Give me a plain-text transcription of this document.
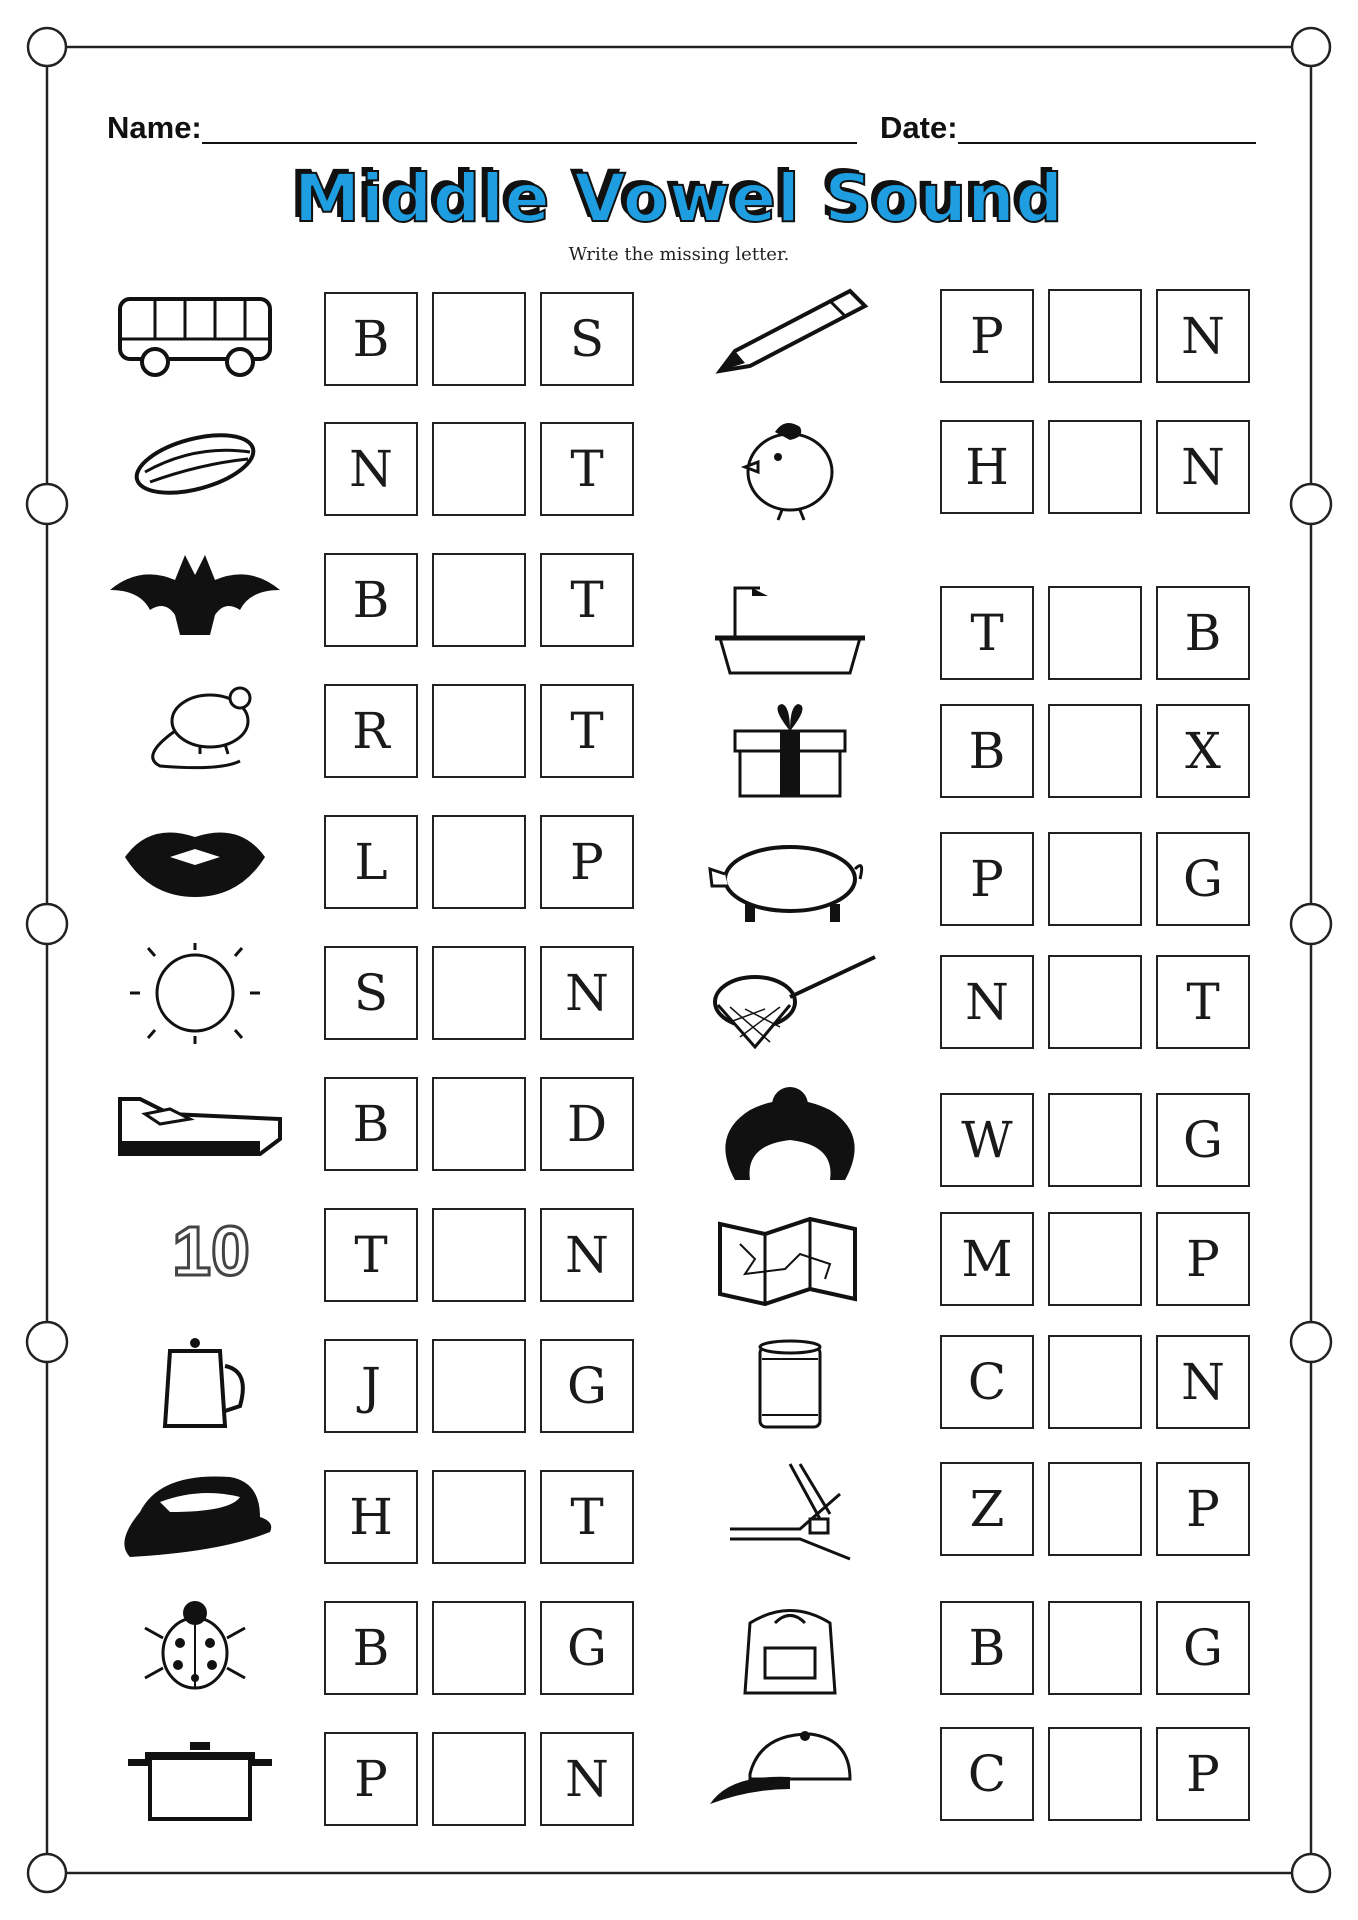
Name:	Date:
Middle Vowel Sound
Write the missing letter.
B	S
N	T
B	T
R	T
L	P
S	N
B	D
10	T	N
J	G
H	T
B	G
P	N
P	N
H	N
T	B
B	X
P	G
N	T
W	G
M	P
C	N
Z	P
B	G
C	P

□ □ □ □ □

● **WHAT IS REQUIRED**: Without the pictures, repeat the listing above exactly.

● **THE RESULT**:
Give me a plain-text transcription of this document.
Name:	Date:
Middle Vowel Sound
Write the missing letter.
B	S
N	T
B	T
R	T
L	P
S	N
B	D
10	T	N
J	G
H	T
B	G
P	N
P	N
H	N
T	B
B	X
P	G
N	T
W	G
M	P
C	N
Z	P
B	G
C	P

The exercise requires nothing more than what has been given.